##### 選文 #####

除此之外,為了讓父親照看小孩、分擔家務成為日常,除了產婦擁有四個月的產假外,新的政策規定父親可以享有一個星期的陪產假,并且可以移用妻子一個禮拜的產假。此外,7歲以下孩童的父母每年還可以享有6天的育兒事假,所有以上假期的薪水均由政府承擔。
出生率同樣不盡如人意的德國,對生育的福利補貼同樣兇猛。
孩子出生后的一年內,停職在家照顧孩子的父母一方每月可得到相當于本人稅后月收入67%的補貼,每月最高可達1800歐元。一年期滿,另外一方如果愿意,仍可以申請停職兩個月,每月同樣享受本人稅后收入67%的補貼。也就是說,孩子出生后,這個家庭一共可以享受14個月的補貼,即最高為2.52萬歐元的生育福利津貼。
從2010年1月1日起,擁有2個孩子以下的德國家庭,可以領到184歐元的月津貼,擁有2個孩子以上的家庭,第三個孩子可以得到每月190歐元,第四個孩子為215歐元。并且,每年每對夫婦可獲得總計為7008歐元的兒童免稅補貼,單親家庭則為3504歐元。這還不算,這些福利只要是在德國境內的納稅人都可以享受,即使是非德國國籍。
戰斗民族俄羅斯的催生政策就直白得多了。除了給錢補貼之外,為了鼓勵年輕人多生孩子,俄羅斯從2007年開始特意設立了一個“懷孕日”:9月12日這一天,已婚夫婦可以不用上班,專心在家“造人”。
生育子女多的婦女會被人們稱為“英雄母親”,不僅放產假3年,而且工資獎金照發,職位保留到產假期滿,還規定產假時間算入工齡,女性可以隨時要求返回工作崗位。除此之外,各地還會根據自己的實際情況獲得一定的補助。有數據顯示,這一項目實施后,俄出生率提高30%。
而在高福利著稱的北歐國家瑞典,為了鼓勵生育出臺了一系列政策規定,核心就是休假休假休假,休假越多津貼越高。

#####

== 練習題 1 ==
在這段講各國生育政策的選文裡,俄羅斯把「懷孕日」定在哪一天?
== 練習題 2 ==
把選文中從「出生率同樣不盡如人意的德國,對生育的福利補貼同樣兇猛。」到「實施后,俄出生率提高30%。」的文字一字不差地抄一遍,開頭和結尾的字句都要抄進去。

##### 資料紀錄 #####

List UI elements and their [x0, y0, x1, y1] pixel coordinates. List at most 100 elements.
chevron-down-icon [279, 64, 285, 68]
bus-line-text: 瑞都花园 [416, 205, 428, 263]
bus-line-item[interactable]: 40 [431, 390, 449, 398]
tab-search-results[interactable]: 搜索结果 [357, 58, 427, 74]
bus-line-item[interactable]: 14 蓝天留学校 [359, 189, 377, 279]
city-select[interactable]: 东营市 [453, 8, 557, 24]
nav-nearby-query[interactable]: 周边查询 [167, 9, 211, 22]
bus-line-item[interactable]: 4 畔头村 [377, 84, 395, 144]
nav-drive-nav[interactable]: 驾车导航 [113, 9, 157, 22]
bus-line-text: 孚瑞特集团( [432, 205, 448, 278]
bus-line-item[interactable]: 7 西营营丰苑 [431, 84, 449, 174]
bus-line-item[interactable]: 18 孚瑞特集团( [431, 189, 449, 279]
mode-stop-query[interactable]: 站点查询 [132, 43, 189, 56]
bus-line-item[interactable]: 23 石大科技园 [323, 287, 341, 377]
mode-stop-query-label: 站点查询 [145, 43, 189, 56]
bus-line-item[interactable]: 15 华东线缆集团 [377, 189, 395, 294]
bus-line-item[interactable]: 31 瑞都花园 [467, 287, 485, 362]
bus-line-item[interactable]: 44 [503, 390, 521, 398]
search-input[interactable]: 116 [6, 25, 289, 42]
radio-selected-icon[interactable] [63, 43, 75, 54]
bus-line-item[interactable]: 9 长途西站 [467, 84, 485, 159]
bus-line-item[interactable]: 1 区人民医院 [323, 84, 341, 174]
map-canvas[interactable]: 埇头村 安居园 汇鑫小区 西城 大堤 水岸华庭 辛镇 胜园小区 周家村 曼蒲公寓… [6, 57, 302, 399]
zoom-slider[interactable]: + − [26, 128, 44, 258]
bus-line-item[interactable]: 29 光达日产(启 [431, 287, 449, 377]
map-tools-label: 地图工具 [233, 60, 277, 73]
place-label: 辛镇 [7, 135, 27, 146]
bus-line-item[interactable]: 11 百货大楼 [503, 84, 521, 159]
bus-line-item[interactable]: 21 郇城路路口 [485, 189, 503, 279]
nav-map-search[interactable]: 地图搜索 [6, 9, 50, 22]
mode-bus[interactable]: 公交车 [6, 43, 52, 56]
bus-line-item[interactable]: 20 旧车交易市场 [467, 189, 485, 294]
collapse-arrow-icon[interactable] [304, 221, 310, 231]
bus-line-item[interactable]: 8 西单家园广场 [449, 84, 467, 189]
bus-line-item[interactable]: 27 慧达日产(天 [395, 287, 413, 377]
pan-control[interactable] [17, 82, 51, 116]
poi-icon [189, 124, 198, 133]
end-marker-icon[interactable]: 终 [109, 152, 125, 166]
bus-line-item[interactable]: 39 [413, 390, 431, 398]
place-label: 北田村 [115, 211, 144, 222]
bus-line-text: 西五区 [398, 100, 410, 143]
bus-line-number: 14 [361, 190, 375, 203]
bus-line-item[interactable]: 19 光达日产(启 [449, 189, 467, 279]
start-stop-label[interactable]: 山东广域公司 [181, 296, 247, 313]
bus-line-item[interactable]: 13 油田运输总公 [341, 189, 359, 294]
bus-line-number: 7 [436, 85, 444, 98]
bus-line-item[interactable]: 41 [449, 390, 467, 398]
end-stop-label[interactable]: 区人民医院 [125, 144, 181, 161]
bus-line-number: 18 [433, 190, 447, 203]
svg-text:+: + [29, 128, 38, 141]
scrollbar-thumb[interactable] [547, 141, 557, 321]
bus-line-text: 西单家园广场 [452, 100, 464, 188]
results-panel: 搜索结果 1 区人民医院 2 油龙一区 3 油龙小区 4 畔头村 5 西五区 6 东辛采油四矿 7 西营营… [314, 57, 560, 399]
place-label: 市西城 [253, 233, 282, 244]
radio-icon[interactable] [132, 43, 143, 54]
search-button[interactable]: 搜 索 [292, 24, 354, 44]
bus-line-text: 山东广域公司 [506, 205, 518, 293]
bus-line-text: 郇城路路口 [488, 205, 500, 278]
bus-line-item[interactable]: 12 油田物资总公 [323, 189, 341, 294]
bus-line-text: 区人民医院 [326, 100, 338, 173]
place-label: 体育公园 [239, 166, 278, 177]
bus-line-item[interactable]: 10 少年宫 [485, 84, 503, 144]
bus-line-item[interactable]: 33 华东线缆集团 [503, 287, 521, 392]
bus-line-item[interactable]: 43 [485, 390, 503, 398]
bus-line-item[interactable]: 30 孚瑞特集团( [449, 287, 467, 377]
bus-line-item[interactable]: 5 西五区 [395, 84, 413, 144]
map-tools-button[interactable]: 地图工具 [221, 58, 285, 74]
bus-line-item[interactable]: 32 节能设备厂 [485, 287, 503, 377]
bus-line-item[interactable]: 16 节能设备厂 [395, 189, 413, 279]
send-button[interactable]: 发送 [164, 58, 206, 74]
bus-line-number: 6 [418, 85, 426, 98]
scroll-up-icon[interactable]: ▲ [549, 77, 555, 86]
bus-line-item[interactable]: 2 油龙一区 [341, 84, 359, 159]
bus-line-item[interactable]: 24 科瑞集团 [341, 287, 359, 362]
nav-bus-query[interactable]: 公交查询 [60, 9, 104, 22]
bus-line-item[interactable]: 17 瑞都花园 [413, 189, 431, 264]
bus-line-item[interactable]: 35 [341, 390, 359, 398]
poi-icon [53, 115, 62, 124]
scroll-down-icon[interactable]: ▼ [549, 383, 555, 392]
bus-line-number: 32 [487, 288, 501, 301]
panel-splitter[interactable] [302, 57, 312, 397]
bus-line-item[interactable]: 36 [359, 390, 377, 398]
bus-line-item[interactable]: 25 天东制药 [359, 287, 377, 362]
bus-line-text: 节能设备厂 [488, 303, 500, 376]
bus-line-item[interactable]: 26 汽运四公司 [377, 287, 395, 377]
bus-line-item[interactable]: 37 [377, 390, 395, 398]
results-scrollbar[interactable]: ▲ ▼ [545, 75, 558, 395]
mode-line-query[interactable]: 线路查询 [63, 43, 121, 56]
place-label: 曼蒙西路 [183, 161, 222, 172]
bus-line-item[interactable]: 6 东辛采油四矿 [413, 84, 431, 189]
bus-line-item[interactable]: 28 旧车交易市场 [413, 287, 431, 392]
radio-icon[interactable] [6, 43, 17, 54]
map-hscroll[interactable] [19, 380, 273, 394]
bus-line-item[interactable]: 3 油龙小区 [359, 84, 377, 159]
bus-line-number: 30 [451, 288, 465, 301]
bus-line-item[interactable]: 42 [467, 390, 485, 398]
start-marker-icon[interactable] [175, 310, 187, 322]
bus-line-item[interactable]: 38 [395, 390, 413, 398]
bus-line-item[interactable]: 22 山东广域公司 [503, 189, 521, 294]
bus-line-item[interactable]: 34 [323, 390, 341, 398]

#####

== 答案 1 ==
9月12日。

== 答案 2 ==
出生率同樣不盡如人意的德國,對生育的福利補貼同樣兇猛。
孩子出生后的一年內,停職在家照顧孩子的父母一方每月可得到相當于本人稅后月收入67%的補貼,每月最高可達1800歐元。一年期滿,另外一方如果愿意,仍可以申請停職兩個月,每月同樣享受本人稅后收入67%的補貼。也就是說,孩子出生后,這個家庭一共可以享受14個月的補貼,即最高為2.52萬歐元的生育福利津貼。
從2010年1月1日起,擁有2個孩子以下的德國家庭,可以領到184歐元的月津貼,擁有2個孩子以上的家庭,第三個孩子可以得到每月190歐元,第四個孩子為215歐元。并且,每年每對夫婦可獲得總計為7008歐元的兒童免稅補貼,單親家庭則為3504歐元。這還不算,這些福利只要是在德國境內的納稅人都可以享受,即使是非德國國籍。
戰斗民族俄羅斯的催生政策就直白得多了。除了給錢補貼之外,為了鼓勵年輕人多生孩子,俄羅斯從2007年開始特意設立了一個“懷孕日”:9月12日這一天,已婚夫婦可以不用上班,專心在家“造人”。
生育子女多的婦女會被人們稱為“英雄母親”,不僅放產假3年,而且工資獎金照發,職位保留到產假期滿,還規定產假時間算入工齡,女性可以隨時要求返回工作崗位。除此之外,各地還會根據自己的實際情況獲得一定的補助。有數據顯示,這一項目實施后,俄出生率提高30%。